Work to do:
Copy each line in the data that includes the word "Lecturer".

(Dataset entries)

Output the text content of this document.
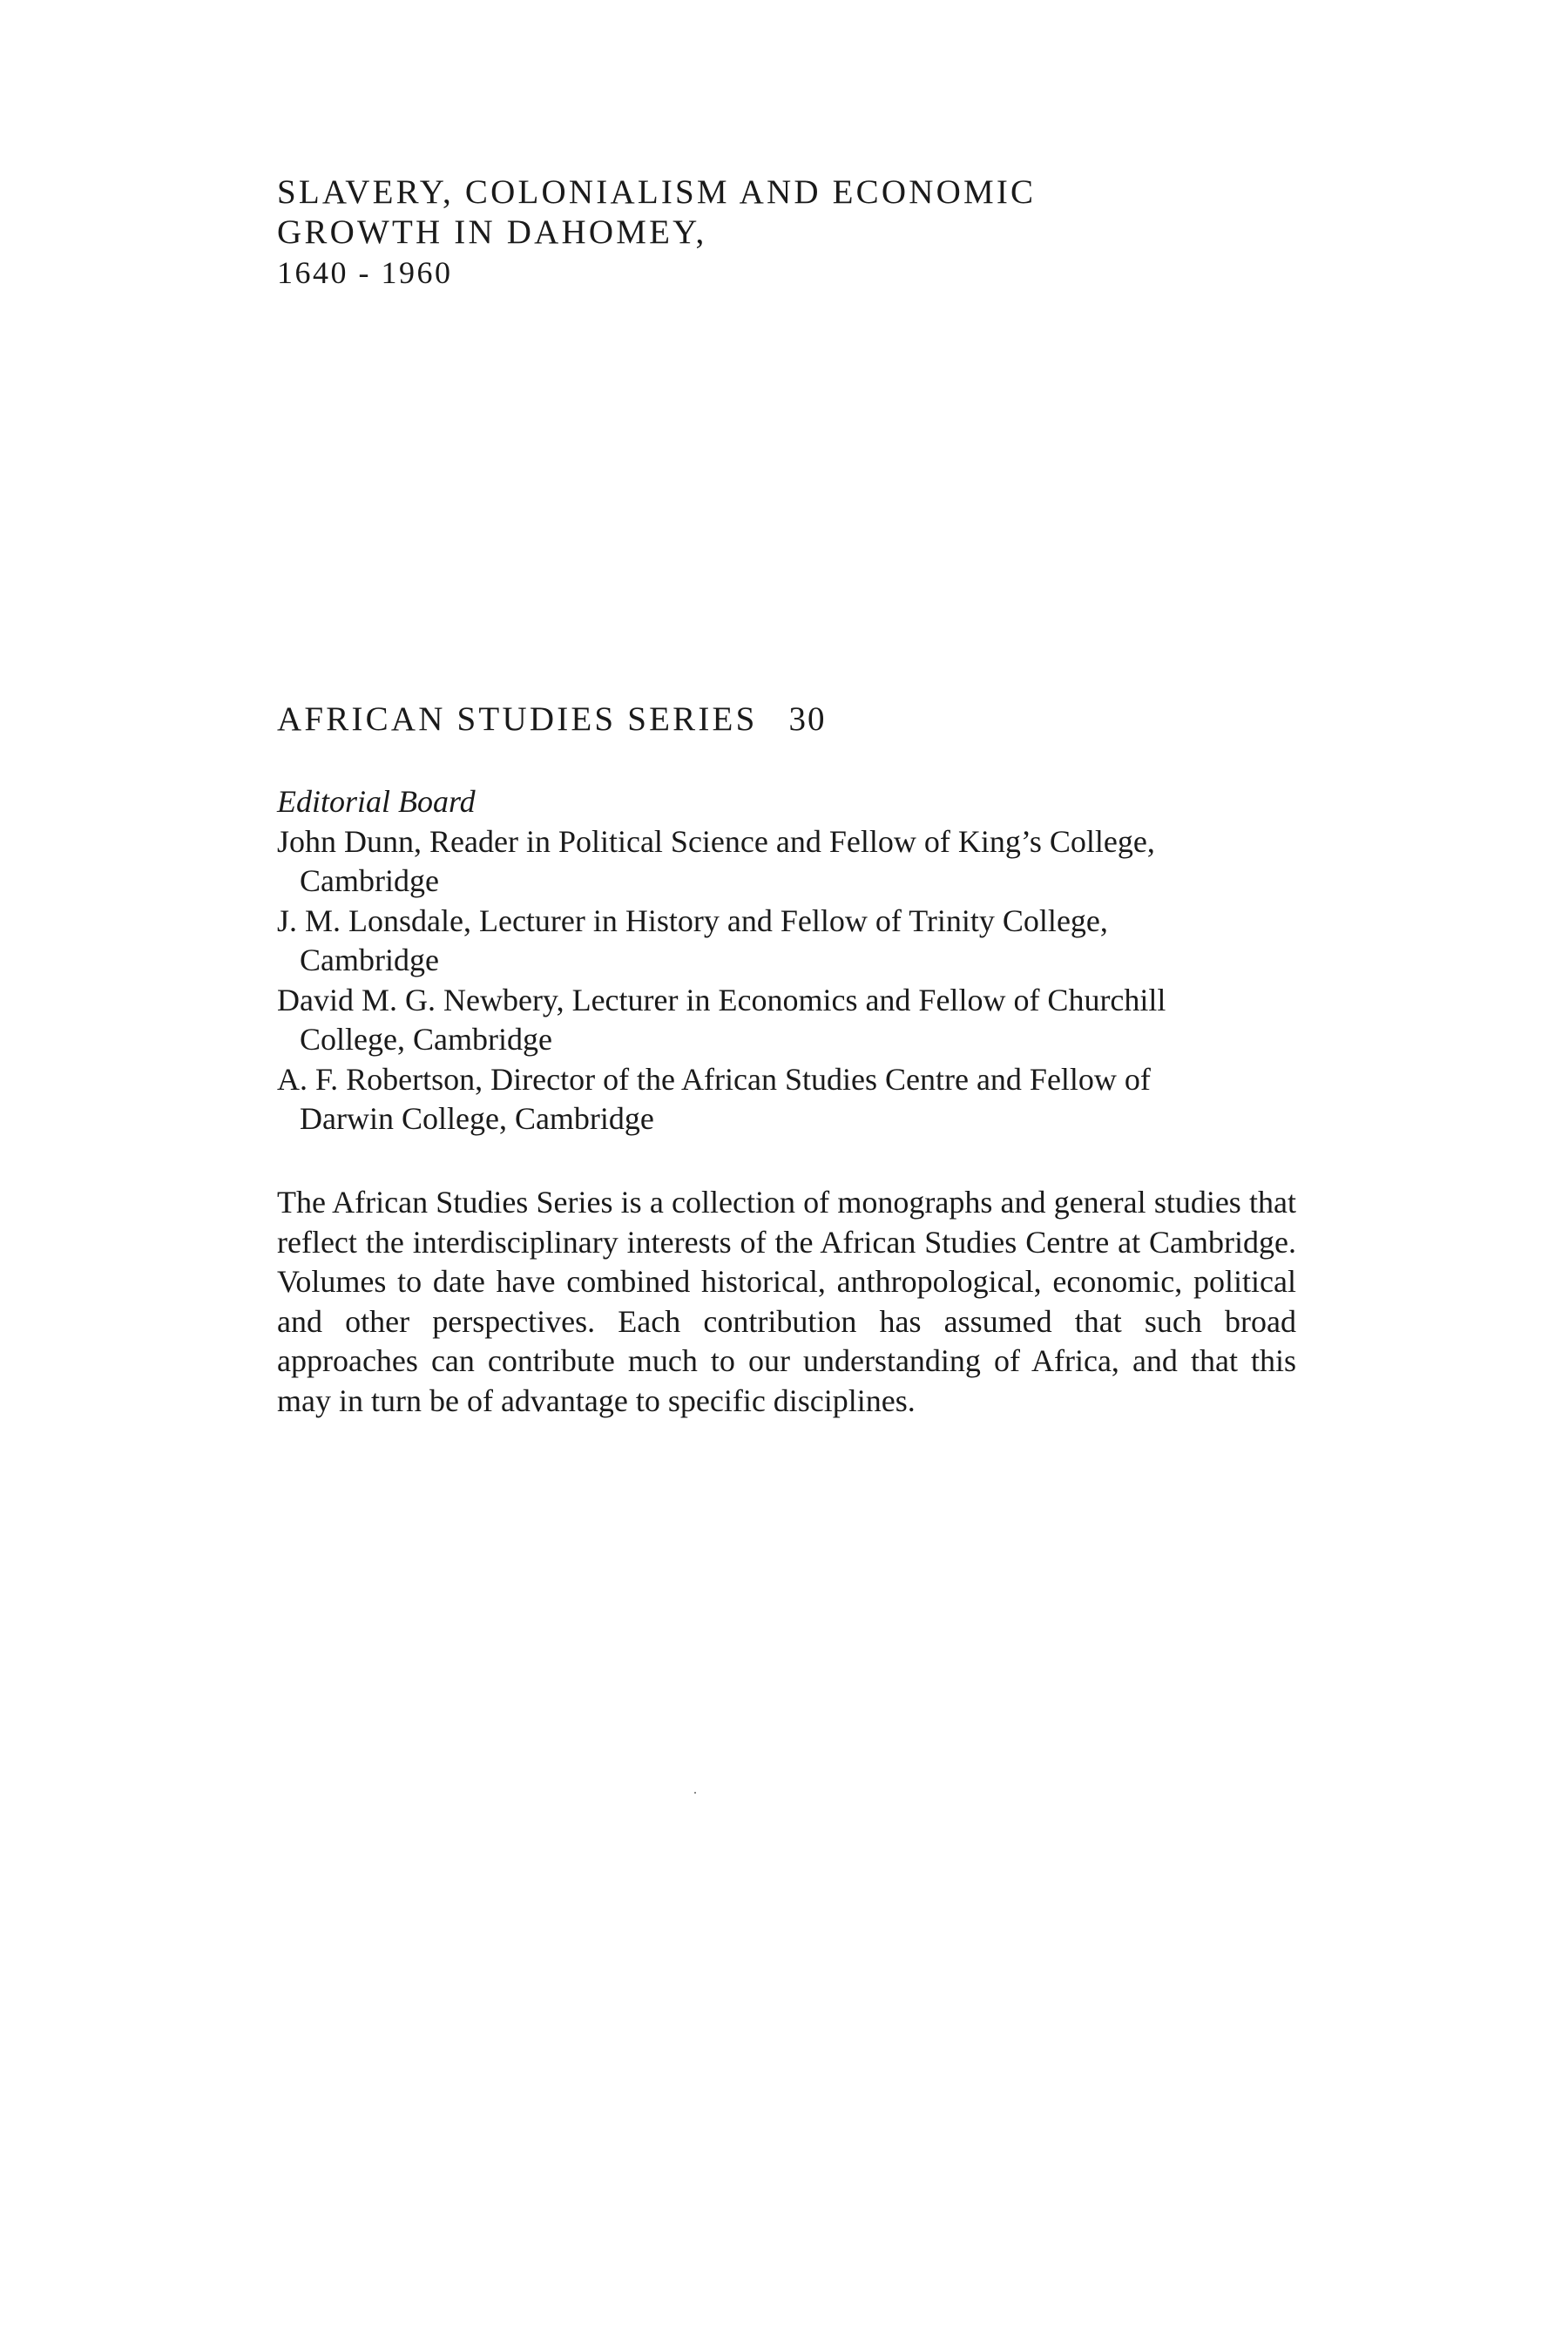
SLAVERY, COLONIALISM AND ECONOMIC

GROWTH IN DAHOMEY,

1640 - 1960

AFRICAN STUDIES SERIES 30

Editorial Board

John Dunn, Reader in Political Science and Fellow of King’s College, Cambridge

J. M. Lonsdale, Lecturer in History and Fellow of Trinity College, Cambridge

David M. G. Newbery, Lecturer in Economics and Fellow of Churchill College, Cambridge

A. F. Robertson, Director of the African Studies Centre and Fellow of Darwin College, Cambridge

The African Studies Series is a collection of monographs and general studies that reflect the interdisciplinary interests of the African Studies Centre at Cambridge. Volumes to date have combined historical, anthropological, economic, political and other perspectives. Each contribution has assumed that such broad approaches can contribute much to our understanding of Africa, and that this may in turn be of advantage to specific disciplines.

Solution to this problem:
J. M. Lonsdale, Lecturer in History and Fellow of Trinity College, Cambridge
David M. G. Newbery, Lecturer in Economics and Fellow of Churchill College, Cambridge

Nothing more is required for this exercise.